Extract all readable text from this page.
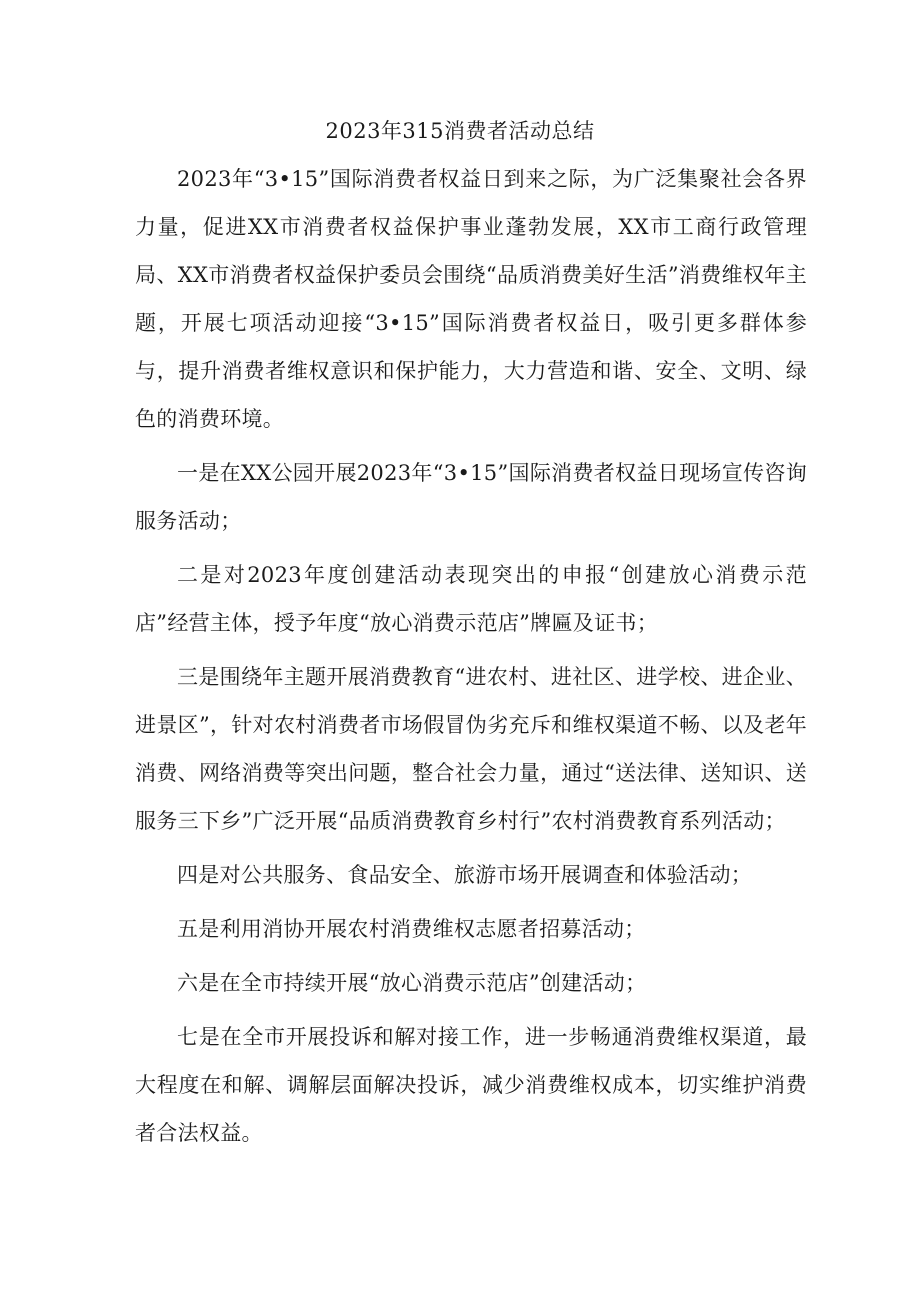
2023年315消费者活动总结

2023年“3•15”国际消费者权益日到来之际，为广泛集聚社会各界力量，促进XX市消费者权益保护事业蓬勃发展，XX市工商行政管理局、XX市消费者权益保护委员会围绕“品质消费美好生活”消费维权年主题，开展七项活动迎接“3•15”国际消费者权益日，吸引更多群体参与，提升消费者维权意识和保护能力，大力营造和谐、安全、文明、绿色的消费环境。

一是在XX公园开展2023年“3•15”国际消费者权益日现场宣传咨询服务活动；

二是对2023年度创建活动表现突出的申报“创建放心消费示范店”经营主体，授予年度“放心消费示范店”牌匾及证书；

三是围绕年主题开展消费教育“进农村、进社区、进学校、进企业、进景区”，针对农村消费者市场假冒伪劣充斥和维权渠道不畅、以及老年消费、网络消费等突出问题，整合社会力量，通过“送法律、送知识、送服务三下乡”广泛开展“品质消费教育乡村行”农村消费教育系列活动；

四是对公共服务、食品安全、旅游市场开展调查和体验活动；

五是利用消协开展农村消费维权志愿者招募活动；

六是在全市持续开展“放心消费示范店”创建活动；

七是在全市开展投诉和解对接工作，进一步畅通消费维权渠道，最大程度在和解、调解层面解决投诉，减少消费维权成本，切实维护消费者合法权益。
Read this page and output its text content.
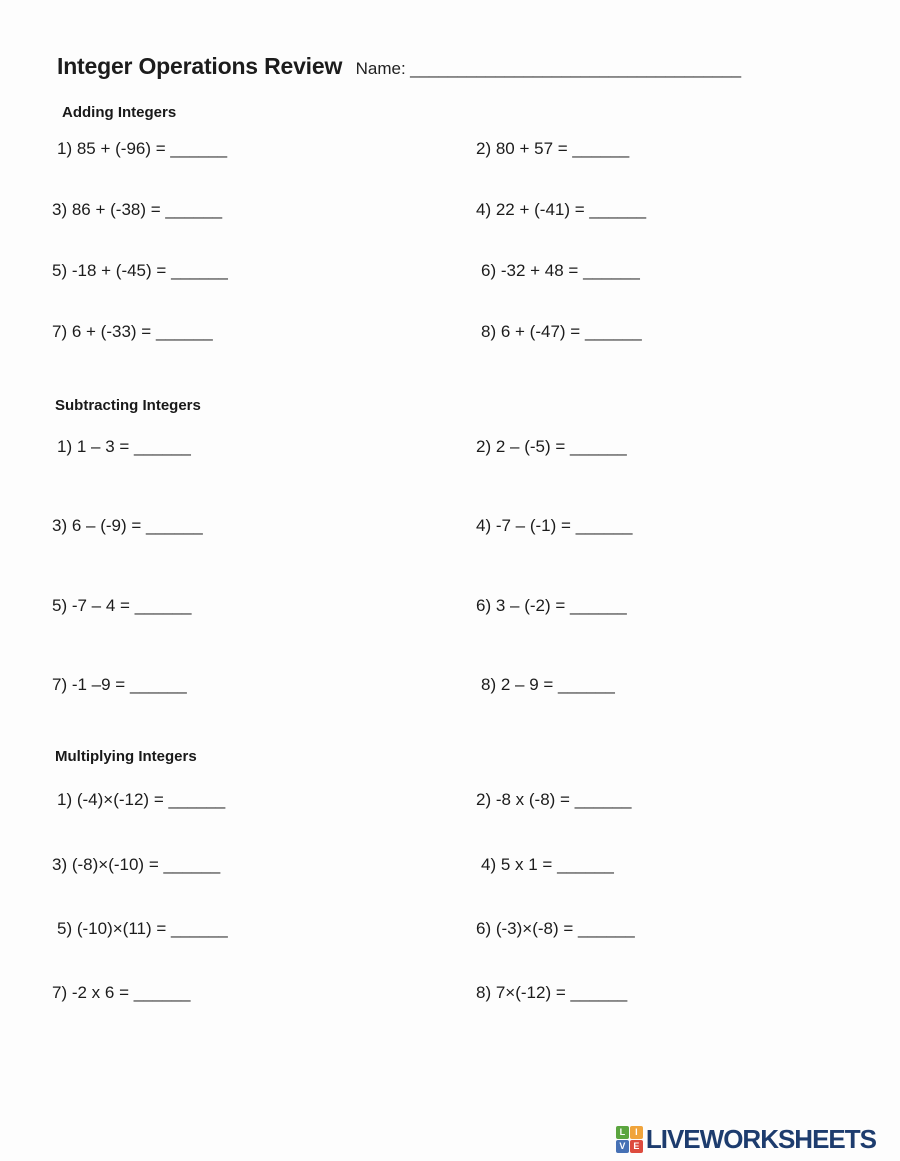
Integer Operations Review Name: ___________________________________
Adding Integers
1) 85 + (-96) = ______	2) 80 + 57 = ______
3) 86 + (-38) = ______	4) 22 + (-41) = ______
5) -18 + (-45) = ______	6) -32 + 48 = ______
7) 6 + (-33) = ______	8) 6 + (-47) = ______
Subtracting Integers
1) 1 – 3 = ______	2) 2 – (-5) = ______
3) 6 – (-9) = ______	4) -7 – (-1) = ______
5) -7 – 4 = ______	6) 3 – (-2) = ______
7) -1 –9 = ______	8) 2 – 9 = ______
Multiplying Integers
1) (-4)×(-12) = ______	2) -8 x (-8) = ______
3) (-8)×(-10) = ______	4) 5 x 1 = ______
5) (-10)×(11) = ______	6) (-3)×(-8) = ______
7) -2 x 6 = ______	8) 7×(-12) = ______
L	I
V E LIVEWORKSHEETS
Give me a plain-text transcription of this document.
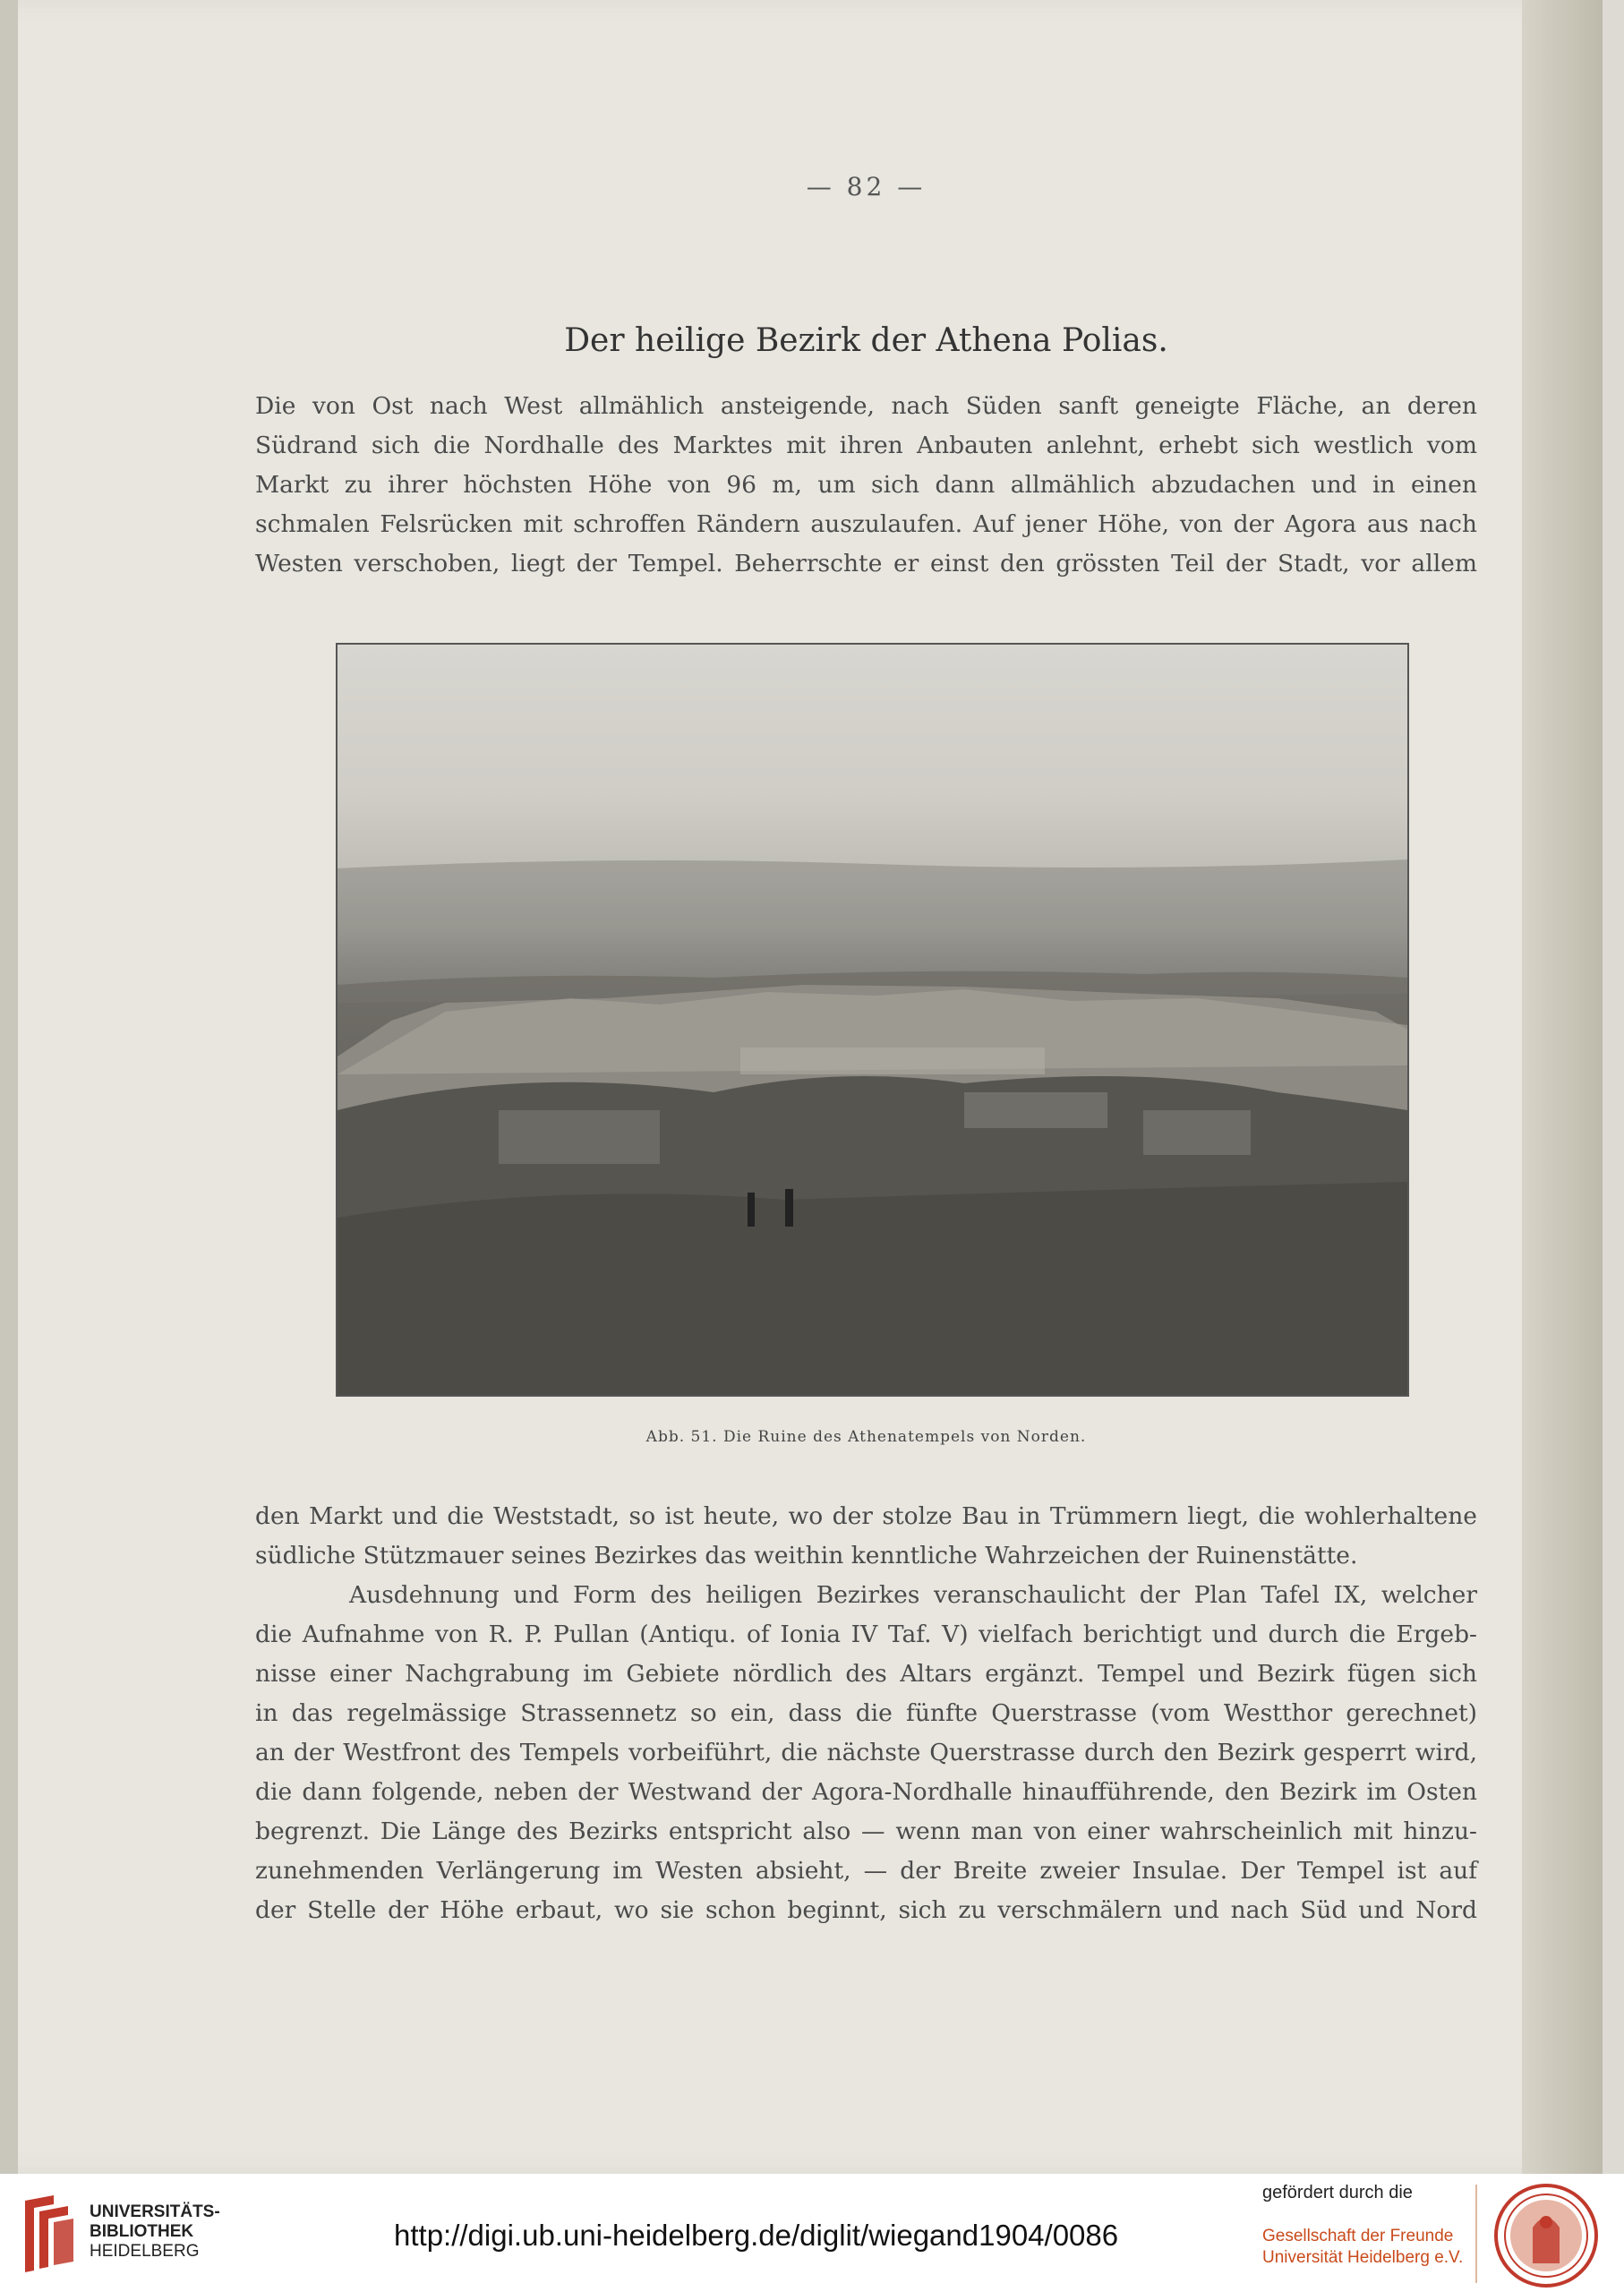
— 82 —
Der heilige Bezirk der Athena Polias.
Die von Ost nach West allmählich ansteigende, nach Süden sanft geneigte Fläche, an deren
Südrand sich die Nordhalle des Marktes mit ihren Anbauten anlehnt, erhebt sich westlich vom
Markt zu ihrer höchsten Höhe von 96 m, um sich dann allmählich abzudachen und in einen
schmalen Felsrücken mit schroffen Rändern auszulaufen. Auf jener Höhe, von der Agora aus nach
Westen verschoben, liegt der Tempel. Beherrschte er einst den grössten Teil der Stadt, vor allem
Abb. 51. Die Ruine des Athenatempels von Norden.
den Markt und die Weststadt, so ist heute, wo der stolze Bau in Trümmern liegt, die wohlerhaltene
südliche Stützmauer seines Bezirkes das weithin kenntliche Wahrzeichen der Ruinenstätte.
Ausdehnung und Form des heiligen Bezirkes veranschaulicht der Plan Tafel IX, welcher
die Aufnahme von R. P. Pullan (Antiqu. of Ionia IV Taf. V) vielfach berichtigt und durch die Ergeb-
nisse einer Nachgrabung im Gebiete nördlich des Altars ergänzt. Tempel und Bezirk fügen sich
in das regelmässige Strassennetz so ein, dass die fünfte Querstrasse (vom Westthor gerechnet)
an der Westfront des Tempels vorbeiführt, die nächste Querstrasse durch den Bezirk gesperrt wird,
die dann folgende, neben der Westwand der Agora-Nordhalle hinaufführende, den Bezirk im Osten
begrenzt. Die Länge des Bezirks entspricht also — wenn man von einer wahrscheinlich mit hinzu-
zunehmenden Verlängerung im Westen absieht, — der Breite zweier Insulae. Der Tempel ist auf
der Stelle der Höhe erbaut, wo sie schon beginnt, sich zu verschmälern und nach Süd und Nord
UNIVERSITÄTS-
BIBLIOTHEK
HEIDELBERG	http://digi.ub.uni-heidelberg.de/diglit/wiegand1904/0086
gefördert durch die
Gesellschaft der Freunde
Universität Heidelberg e.V.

-*-

**SHORT TASK:**
Quote every record above exactly, leaving out the pictures.

**COMPLETED EXERCISE:**
Extract all readable text from this page.
2023年315消费者活动总结

2023年“3•15”国际消费者权益日到来之际，为广泛集聚社会各界力量，促进XX市消费者权益保护事业蓬勃发展，XX市工商行政管理局、XX市消费者权益保护委员会围绕“品质消费美好生活”消费维权年主题，开展七项活动迎接“3•15”国际消费者权益日，吸引更多群体参与，提升消费者维权意识和保护能力，大力营造和谐、安全、文明、绿色的消费环境。

一是在XX公园开展2023年“3•15”国际消费者权益日现场宣传咨询服务活动；

二是对2023年度创建活动表现突出的申报“创建放心消费示范店”经营主体，授予年度“放心消费示范店”牌匾及证书；

三是围绕年主题开展消费教育“进农村、进社区、进学校、进企业、进景区”，针对农村消费者市场假冒伪劣充斥和维权渠道不畅、以及老年消费、网络消费等突出问题，整合社会力量，通过“送法律、送知识、送服务三下乡”广泛开展“品质消费教育乡村行”农村消费教育系列活动；

四是对公共服务、食品安全、旅游市场开展调查和体验活动；

五是利用消协开展农村消费维权志愿者招募活动；

六是在全市持续开展“放心消费示范店”创建活动；

七是在全市开展投诉和解对接工作，进一步畅通消费维权渠道，最大程度在和解、调解层面解决投诉，减少消费维权成本，切实维护消费者合法权益。
Read this page and output its text content.
Integer Operations Review Name: ___________________________________
Adding Integers
1) 85 + (-96) = ______	2) 80 + 57 = ______
3) 86 + (-38) = ______	4) 22 + (-41) = ______
5) -18 + (-45) = ______	6) -32 + 48 = ______
7) 6 + (-33) = ______	8) 6 + (-47) = ______
Subtracting Integers
1) 1 – 3 = ______	2) 2 – (-5) = ______
3) 6 – (-9) = ______	4) -7 – (-1) = ______
5) -7 – 4 = ______	6) 3 – (-2) = ______
7) -1 –9 = ______	8) 2 – 9 = ______
Multiplying Integers
1) (-4)×(-12) = ______	2) -8 x (-8) = ______
3) (-8)×(-10) = ______	4) 5 x 1 = ______
5) (-10)×(11) = ______	6) (-3)×(-8) = ______
7) -2 x 6 = ______	8) 7×(-12) = ______
L	I
V E LIVEWORKSHEETS
Give me a plain-text transcription of this document.
— 82 —
Der heilige Bezirk der Athena Polias.
Die von Ost nach West allmählich ansteigende, nach Süden sanft geneigte Fläche, an deren
Südrand sich die Nordhalle des Marktes mit ihren Anbauten anlehnt, erhebt sich westlich vom
Markt zu ihrer höchsten Höhe von 96 m, um sich dann allmählich abzudachen und in einen
schmalen Felsrücken mit schroffen Rändern auszulaufen. Auf jener Höhe, von der Agora aus nach
Westen verschoben, liegt der Tempel. Beherrschte er einst den grössten Teil der Stadt, vor allem
Abb. 51. Die Ruine des Athenatempels von Norden.
den Markt und die Weststadt, so ist heute, wo der stolze Bau in Trümmern liegt, die wohlerhaltene
südliche Stützmauer seines Bezirkes das weithin kenntliche Wahrzeichen der Ruinenstätte.
Ausdehnung und Form des heiligen Bezirkes veranschaulicht der Plan Tafel IX, welcher
die Aufnahme von R. P. Pullan (Antiqu. of Ionia IV Taf. V) vielfach berichtigt und durch die Ergeb-
nisse einer Nachgrabung im Gebiete nördlich des Altars ergänzt. Tempel und Bezirk fügen sich
in das regelmässige Strassennetz so ein, dass die fünfte Querstrasse (vom Westthor gerechnet)
an der Westfront des Tempels vorbeiführt, die nächste Querstrasse durch den Bezirk gesperrt wird,
die dann folgende, neben der Westwand der Agora-Nordhalle hinaufführende, den Bezirk im Osten
begrenzt. Die Länge des Bezirks entspricht also — wenn man von einer wahrscheinlich mit hinzu-
zunehmenden Verlängerung im Westen absieht, — der Breite zweier Insulae. Der Tempel ist auf
der Stelle der Höhe erbaut, wo sie schon beginnt, sich zu verschmälern und nach Süd und Nord
UNIVERSITÄTS-
BIBLIOTHEK
HEIDELBERG	http://digi.ub.uni-heidelberg.de/diglit/wiegand1904/0086
gefördert durch die
Gesellschaft der Freunde
Universität Heidelberg e.V.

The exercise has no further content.